→ **Exercise goal**:
Identify the lines containing the word "rest". Copy each one.

%%

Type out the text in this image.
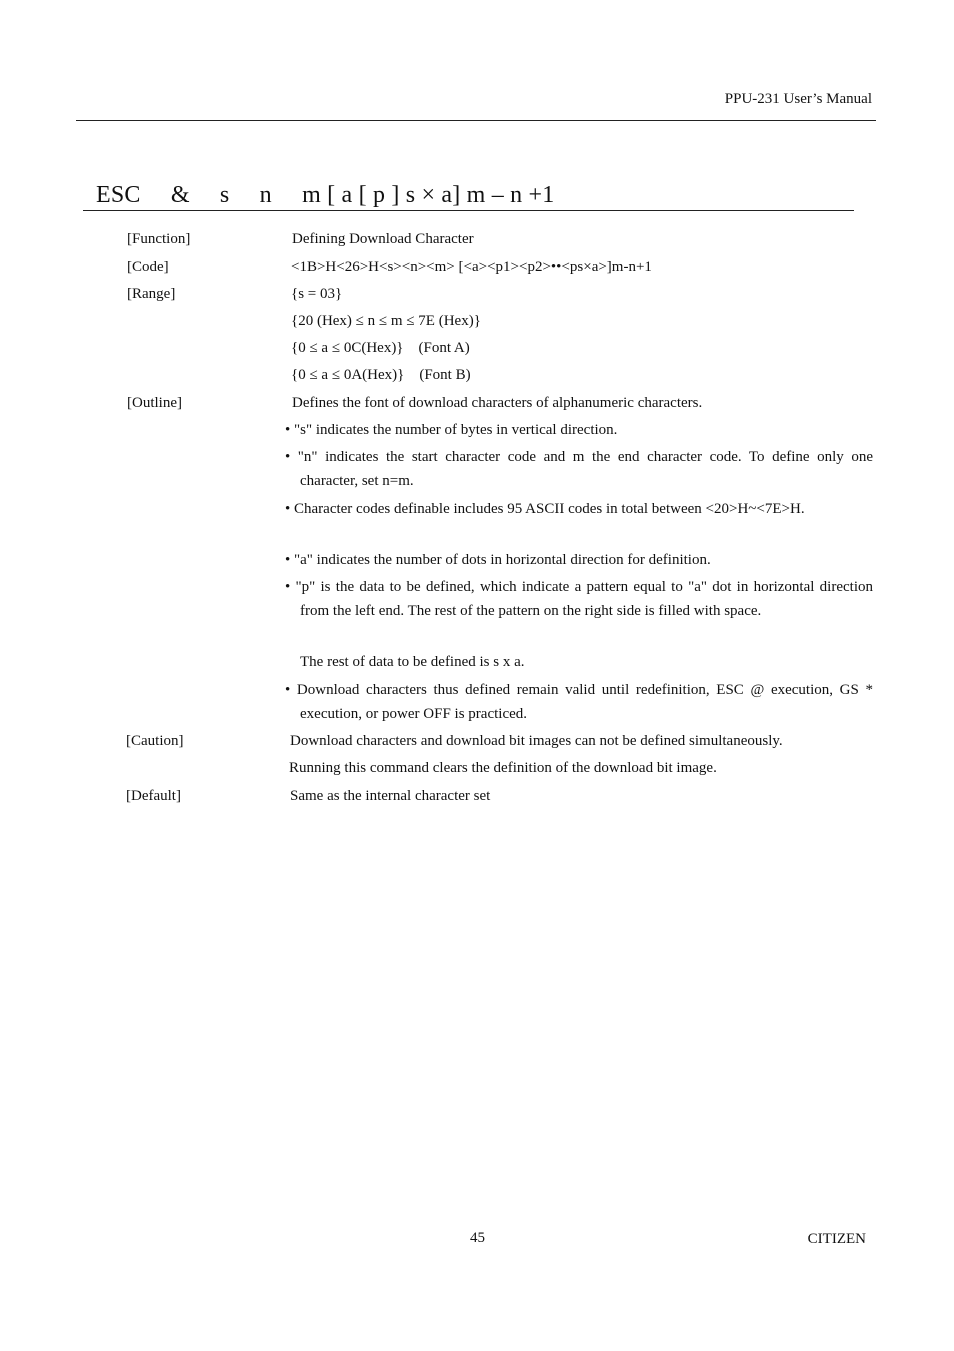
PPU-231 User’s Manual
ESC & s n m [ a [ p ] s × a] m – n +1
[Function]	Defining Download Character
[Code]	<1B>H<26>H<s><n><m> [<a><p1><p2>••<ps×a>]m-n+1
[Range]	{s = 03}
{20 (Hex) ≤ n ≤ m ≤ 7E (Hex)}
{0 ≤ a ≤ 0C(Hex)}    (Font A)
{0 ≤ a ≤ 0A(Hex)}    (Font B)
[Outline]	Defines the font of download characters of alphanumeric characters.
• "s" indicates the number of bytes in vertical direction.
• "n" indicates the start character code and m the end character code. To define only one character, set n=m.
• Character codes definable includes 95 ASCII codes in total between <20>H~<7E>H.
• "a" indicates the number of dots in horizontal direction for definition.
• "p" is the data to be defined, which indicate a pattern equal to "a" dot in horizontal direction from the left end. The rest of the pattern on the right side is filled with space.
The rest of data to be defined is s x a.
• Download characters thus defined remain valid until redefinition, ESC @ execution, GS * execution, or power OFF is practiced.
[Caution]	Download characters and download bit images can not be defined simultaneously.
Running this command clears the definition of the download bit image.
[Default]	Same as the internal character set
45	CITIZEN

%%

→ **Finished exercise**:
• "p" is the data to be defined, which indicate a pattern equal to "a" dot in horizontal direction from the left end. The rest of the pattern on the right side is filled with space.
The rest of data to be defined is s x a.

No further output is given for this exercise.